• Supplied material
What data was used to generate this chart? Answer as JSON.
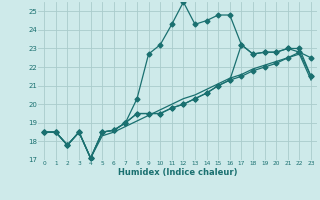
{
  "xlabel": "Humidex (Indice chaleur)",
  "bg_color": "#ceeaea",
  "grid_color": "#aacccc",
  "line_color": "#1a7070",
  "xlim": [
    -0.5,
    23.5
  ],
  "ylim": [
    17,
    25.5
  ],
  "xticks": [
    0,
    1,
    2,
    3,
    4,
    5,
    6,
    7,
    8,
    9,
    10,
    11,
    12,
    13,
    14,
    15,
    16,
    17,
    18,
    19,
    20,
    21,
    22,
    23
  ],
  "yticks": [
    17,
    18,
    19,
    20,
    21,
    22,
    23,
    24,
    25
  ],
  "series": [
    [
      18.5,
      18.5,
      17.8,
      18.5,
      17.1,
      18.5,
      18.6,
      19.0,
      20.3,
      22.7,
      23.2,
      24.3,
      25.5,
      24.3,
      24.5,
      24.8,
      24.8,
      23.2,
      22.7,
      22.8,
      22.8,
      23.0,
      23.0,
      21.5
    ],
    [
      18.5,
      18.5,
      17.8,
      18.5,
      17.1,
      18.5,
      18.6,
      19.0,
      19.5,
      19.5,
      19.5,
      19.8,
      20.0,
      20.3,
      20.6,
      21.0,
      21.3,
      23.2,
      22.7,
      22.8,
      22.8,
      23.0,
      22.8,
      22.5
    ],
    [
      18.5,
      18.5,
      17.8,
      18.5,
      17.1,
      18.5,
      18.6,
      19.0,
      19.5,
      19.5,
      19.5,
      19.8,
      20.0,
      20.3,
      20.6,
      21.0,
      21.3,
      21.5,
      21.8,
      22.0,
      22.2,
      22.5,
      22.8,
      21.5
    ],
    [
      18.5,
      18.5,
      17.8,
      18.5,
      17.1,
      18.3,
      18.5,
      18.8,
      19.1,
      19.4,
      19.7,
      20.0,
      20.3,
      20.5,
      20.8,
      21.1,
      21.4,
      21.6,
      21.9,
      22.1,
      22.3,
      22.5,
      22.7,
      21.3
    ]
  ],
  "marker_size": 2.5,
  "lw": 0.9
}
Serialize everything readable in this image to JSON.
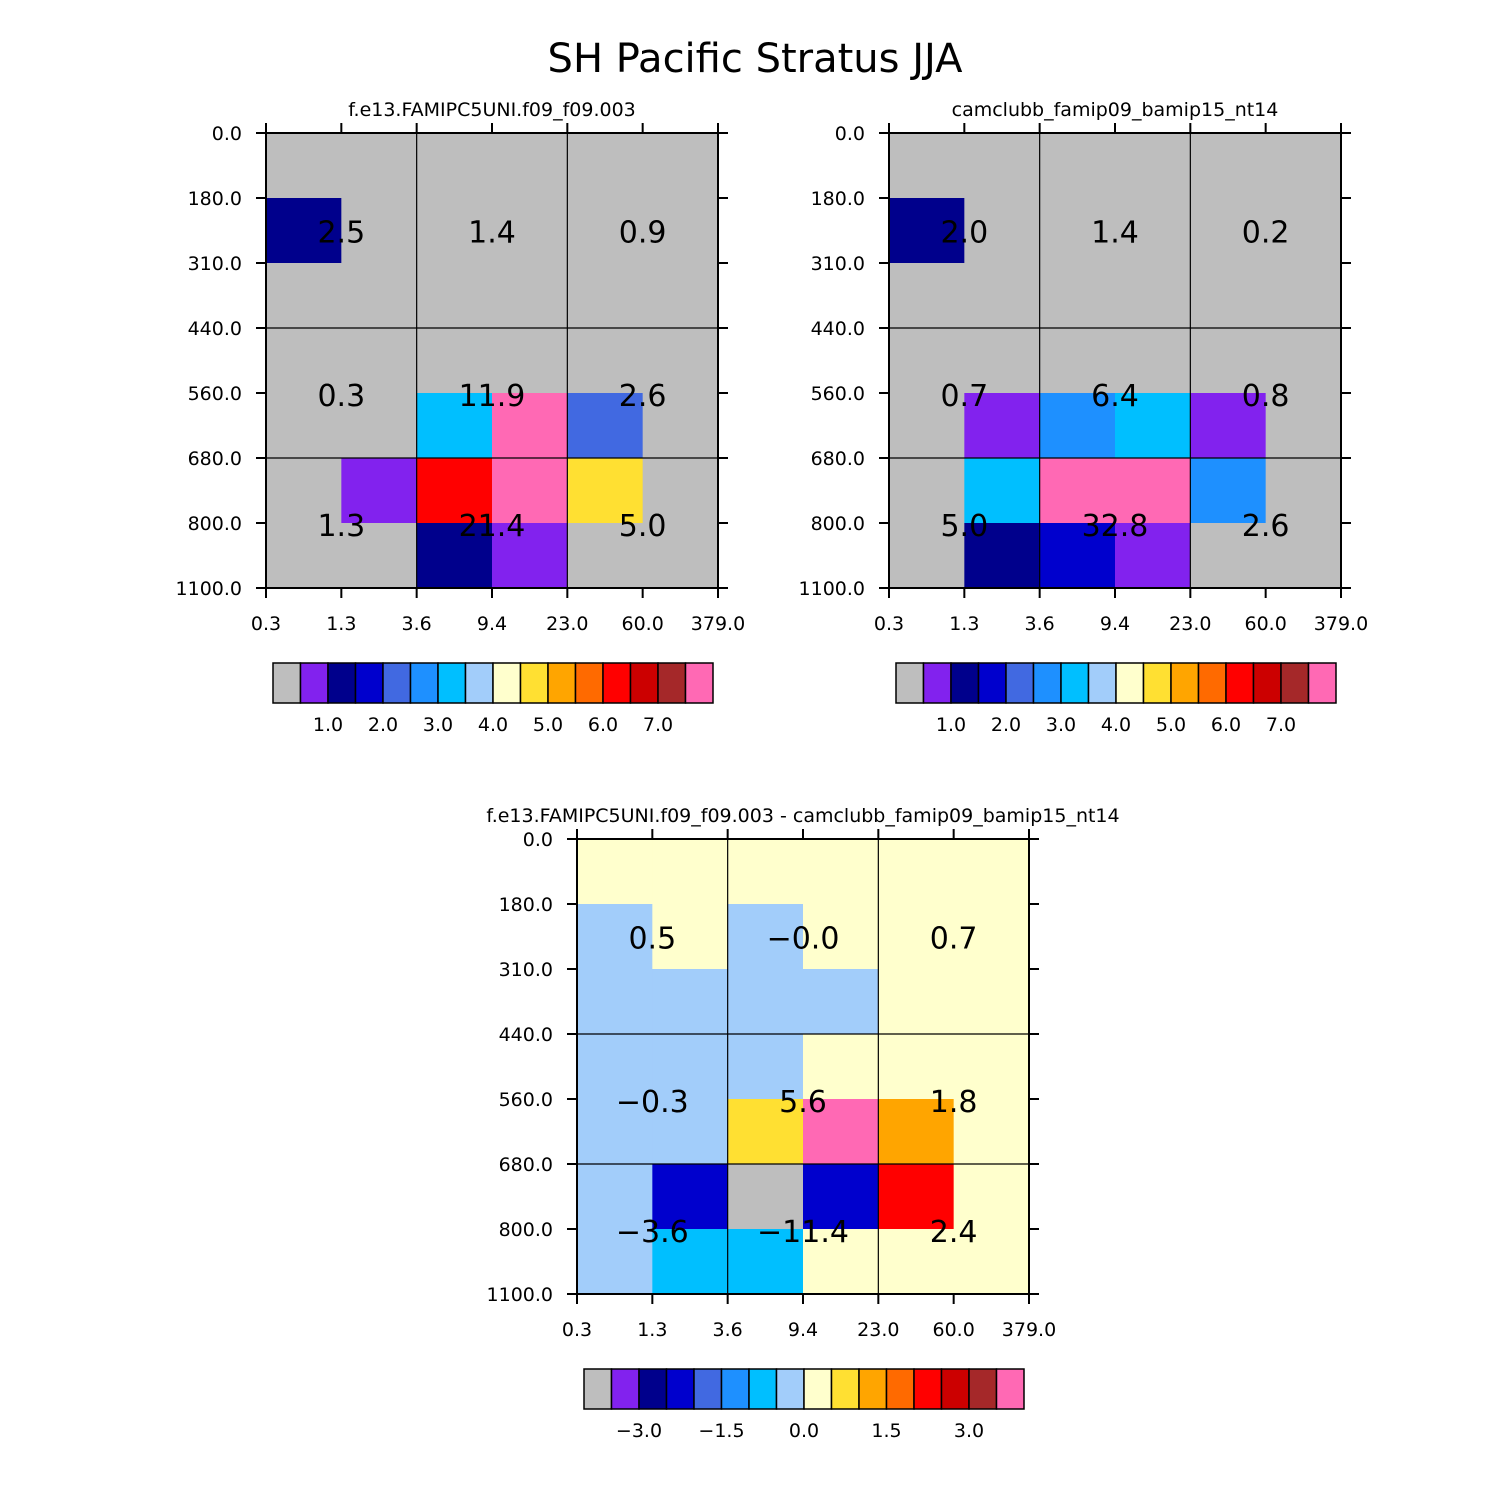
{
  "title": "SH Pacific Stratus JJA",
  "palette": [
    "#bebebe",
    "#8222ee",
    "#00008c",
    "#0000cd",
    "#4169e1",
    "#1e90ff",
    "#00bfff",
    "#a2cdfa",
    "#ffffcd",
    "#ffe032",
    "#ffa500",
    "#ff6a00",
    "#ff0000",
    "#cc0000",
    "#a52829",
    "#ff69b4"
  ],
  "chart_data": [
    {
      "type": "heatmap",
      "title": "f.e13.FAMIPC5UNI.f09_f09.003",
      "x_ticks": [
        "0.3",
        "1.3",
        "3.6",
        "9.4",
        "23.0",
        "60.0",
        "379.0"
      ],
      "y_ticks": [
        "0.0",
        "180.0",
        "310.0",
        "440.0",
        "560.0",
        "680.0",
        "800.0",
        "1100.0"
      ],
      "cells": [
        [
          0,
          0,
          0,
          0,
          0,
          0
        ],
        [
          2,
          0,
          0,
          0,
          0,
          0
        ],
        [
          0,
          0,
          0,
          0,
          0,
          0
        ],
        [
          0,
          0,
          0,
          0,
          0,
          0
        ],
        [
          0,
          0,
          6,
          15,
          4,
          0
        ],
        [
          0,
          1,
          12,
          15,
          9,
          0
        ],
        [
          0,
          0,
          2,
          1,
          0,
          0
        ]
      ],
      "block_values": [
        [
          "2.5",
          "1.4",
          "0.9"
        ],
        [
          "0.3",
          "11.9",
          "2.6"
        ],
        [
          "1.3",
          "21.4",
          "5.0"
        ]
      ],
      "colorbar_labels": [
        "1.0",
        "2.0",
        "3.0",
        "4.0",
        "5.0",
        "6.0",
        "7.0"
      ]
    },
    {
      "type": "heatmap",
      "title": "camclubb_famip09_bamip15_nt14",
      "x_ticks": [
        "0.3",
        "1.3",
        "3.6",
        "9.4",
        "23.0",
        "60.0",
        "379.0"
      ],
      "y_ticks": [
        "0.0",
        "180.0",
        "310.0",
        "440.0",
        "560.0",
        "680.0",
        "800.0",
        "1100.0"
      ],
      "cells": [
        [
          0,
          0,
          0,
          0,
          0,
          0
        ],
        [
          2,
          0,
          0,
          0,
          0,
          0
        ],
        [
          0,
          0,
          0,
          0,
          0,
          0
        ],
        [
          0,
          0,
          0,
          0,
          0,
          0
        ],
        [
          0,
          1,
          5,
          6,
          1,
          0
        ],
        [
          0,
          6,
          15,
          15,
          5,
          0
        ],
        [
          0,
          2,
          3,
          1,
          0,
          0
        ]
      ],
      "block_values": [
        [
          "2.0",
          "1.4",
          "0.2"
        ],
        [
          "0.7",
          "6.4",
          "0.8"
        ],
        [
          "5.0",
          "32.8",
          "2.6"
        ]
      ],
      "colorbar_labels": [
        "1.0",
        "2.0",
        "3.0",
        "4.0",
        "5.0",
        "6.0",
        "7.0"
      ]
    },
    {
      "type": "heatmap",
      "title": "f.e13.FAMIPC5UNI.f09_f09.003 - camclubb_famip09_bamip15_nt14",
      "x_ticks": [
        "0.3",
        "1.3",
        "3.6",
        "9.4",
        "23.0",
        "60.0",
        "379.0"
      ],
      "y_ticks": [
        "0.0",
        "180.0",
        "310.0",
        "440.0",
        "560.0",
        "680.0",
        "800.0",
        "1100.0"
      ],
      "cells": [
        [
          8,
          8,
          8,
          8,
          8,
          8
        ],
        [
          7,
          8,
          7,
          8,
          8,
          8
        ],
        [
          7,
          7,
          7,
          7,
          8,
          8
        ],
        [
          7,
          7,
          7,
          8,
          8,
          8
        ],
        [
          7,
          7,
          9,
          15,
          10,
          8
        ],
        [
          7,
          3,
          0,
          3,
          12,
          8
        ],
        [
          7,
          6,
          6,
          8,
          8,
          8
        ]
      ],
      "block_values": [
        [
          "0.5",
          "-0.0",
          "0.7"
        ],
        [
          "-0.3",
          "5.6",
          "1.8"
        ],
        [
          "-3.6",
          "-11.4",
          "2.4"
        ]
      ],
      "colorbar_labels": [
        "-3.0",
        "-1.5",
        "0.0",
        "1.5",
        "3.0"
      ]
    }
  ]
}
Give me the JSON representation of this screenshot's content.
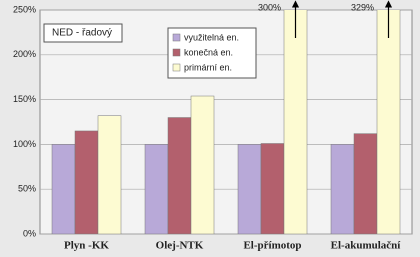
{
  "chart_data": {
    "type": "bar",
    "annotation": "NED - řadový",
    "categories": [
      "Plyn -KK",
      "Olej-NTK",
      "El-přímotop",
      "El-akumulační"
    ],
    "series": [
      {
        "name": "využitelná en.",
        "color": "#b8a9d8",
        "values": [
          100,
          100,
          100,
          100
        ]
      },
      {
        "name": "konečná en.",
        "color": "#b3606d",
        "values": [
          115,
          130,
          101,
          112
        ]
      },
      {
        "name": "primární en.",
        "color": "#fdfbd2",
        "values": [
          132,
          154,
          300,
          329
        ],
        "value_labels": [
          null,
          null,
          "300%",
          "329%"
        ]
      }
    ],
    "ylim": [
      0,
      250
    ],
    "yticks": [
      {
        "value": 0,
        "label": "0%"
      },
      {
        "value": 50,
        "label": "50%"
      },
      {
        "value": 100,
        "label": "100%"
      },
      {
        "value": 150,
        "label": "150%"
      },
      {
        "value": 200,
        "label": "200%"
      },
      {
        "value": 250,
        "label": "250%"
      }
    ],
    "grid": true,
    "legend": "top-center"
  }
}
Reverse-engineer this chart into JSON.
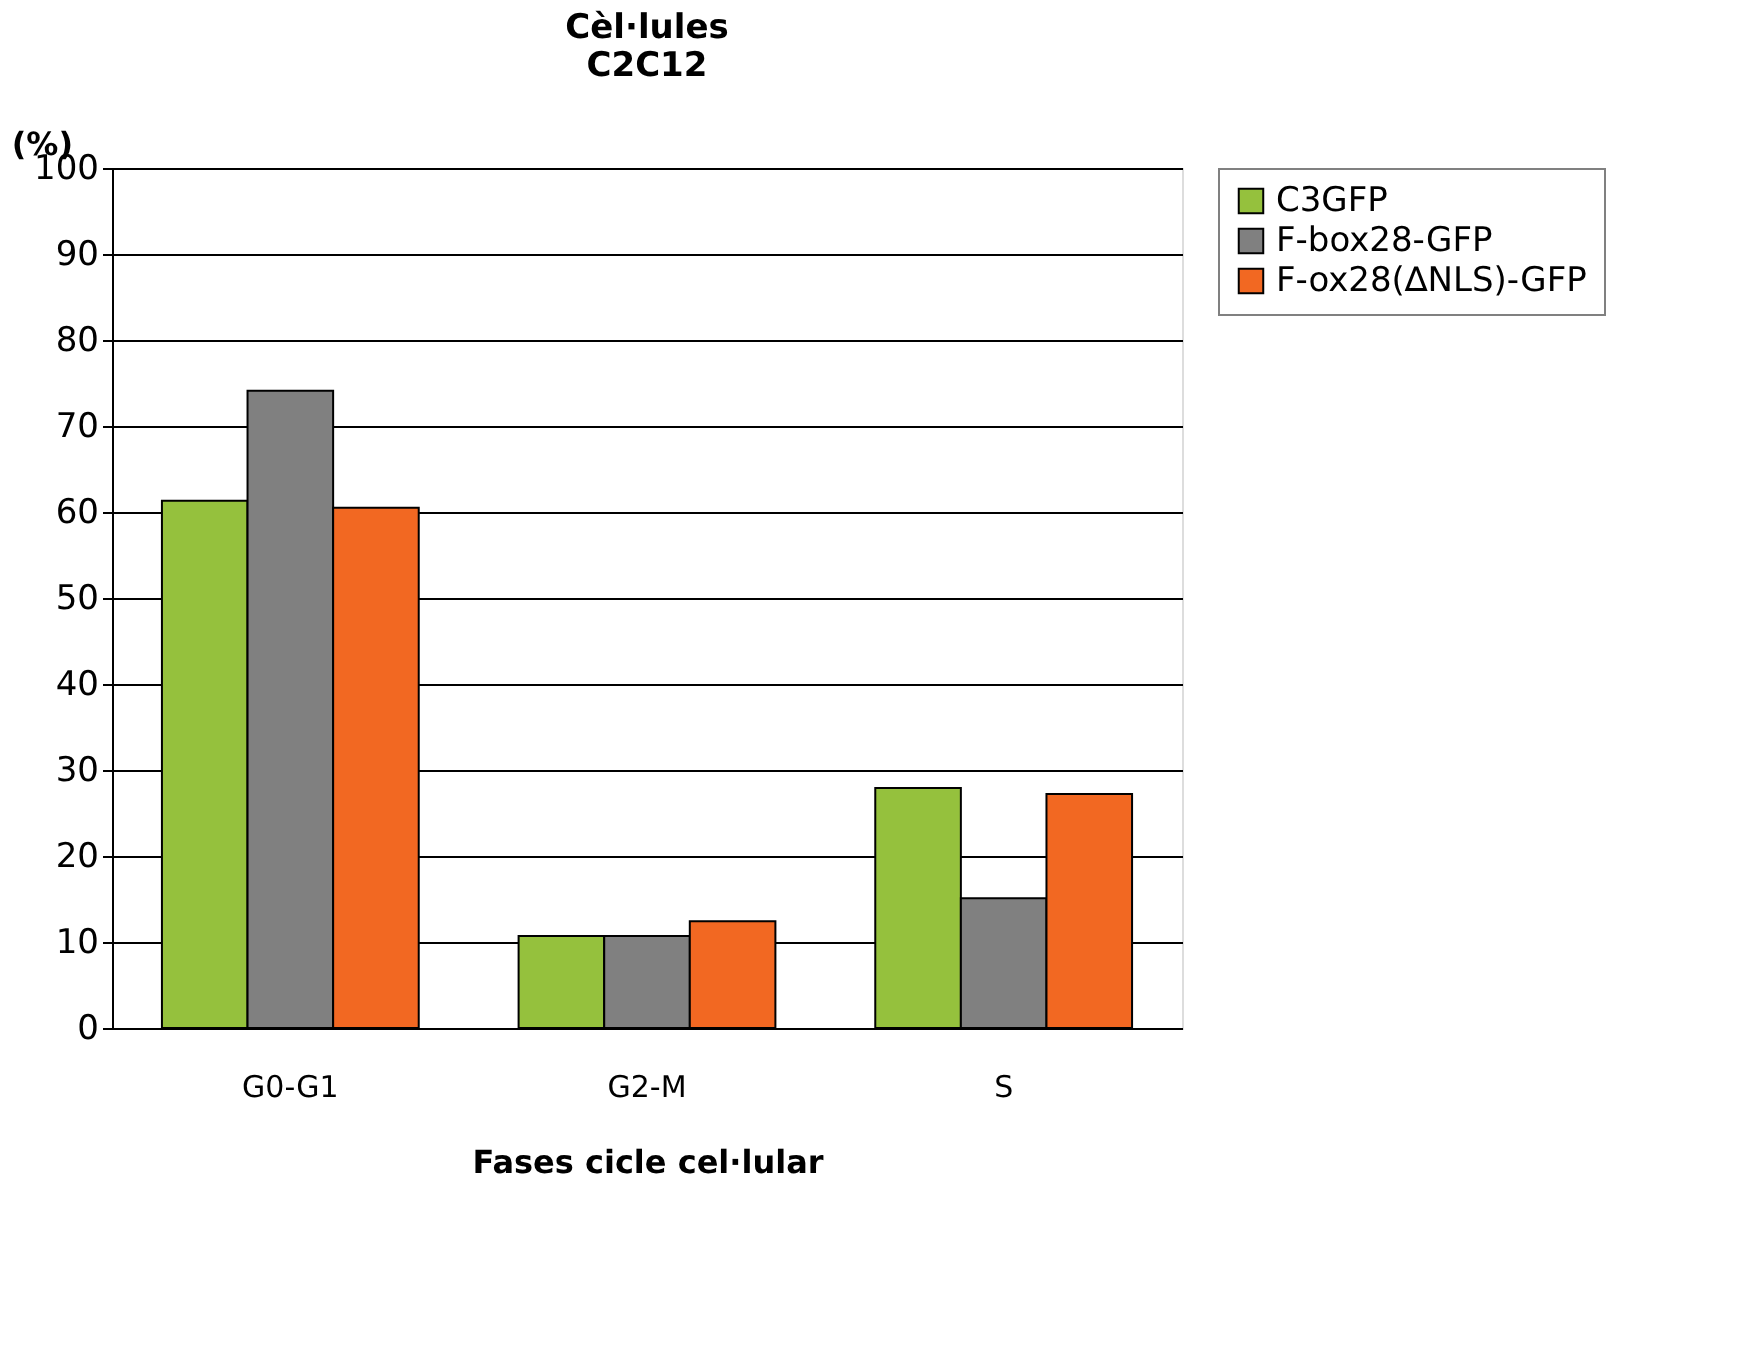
{
  "chart_data": {
    "type": "bar",
    "title": [
      "Cèl·lules",
      "C2C12"
    ],
    "xlabel": "Fases cicle cel·lular",
    "ylabel": "(%)",
    "categories": [
      "G0-G1",
      "G2-M",
      "S"
    ],
    "series": [
      {
        "name": "C3GFP",
        "color": "#95c13d",
        "values": [
          61.3,
          10.7,
          27.9
        ]
      },
      {
        "name": "F-box28-GFP",
        "color": "#808080",
        "values": [
          74.1,
          10.7,
          15.1
        ]
      },
      {
        "name": "F-ox28(∆NLS)-GFP",
        "color": "#f26822",
        "values": [
          60.5,
          12.4,
          27.2
        ]
      }
    ],
    "ylim": [
      0,
      100
    ],
    "yticks": [
      0,
      10,
      20,
      30,
      40,
      50,
      60,
      70,
      80,
      90,
      100
    ],
    "grid": "y",
    "legend": "right"
  }
}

• Written problem
Take the line containing "Reverse-engineer this chart into JSON." and every line after it up to the end of the data, and write them out exactly, without the pictures.

• Reply to the exercise
Reverse-engineer this chart into JSON.
{
  "chart_data": {
    "type": "bar",
    "title": [
      "Cèl·lules",
      "C2C12"
    ],
    "xlabel": "Fases cicle cel·lular",
    "ylabel": "(%)",
    "categories": [
      "G0-G1",
      "G2-M",
      "S"
    ],
    "series": [
      {
        "name": "C3GFP",
        "color": "#95c13d",
        "values": [
          61.3,
          10.7,
          27.9
        ]
      },
      {
        "name": "F-box28-GFP",
        "color": "#808080",
        "values": [
          74.1,
          10.7,
          15.1
        ]
      },
      {
        "name": "F-ox28(∆NLS)-GFP",
        "color": "#f26822",
        "values": [
          60.5,
          12.4,
          27.2
        ]
      }
    ],
    "ylim": [
      0,
      100
    ],
    "yticks": [
      0,
      10,
      20,
      30,
      40,
      50,
      60,
      70,
      80,
      90,
      100
    ],
    "grid": "y",
    "legend": "right"
  }
}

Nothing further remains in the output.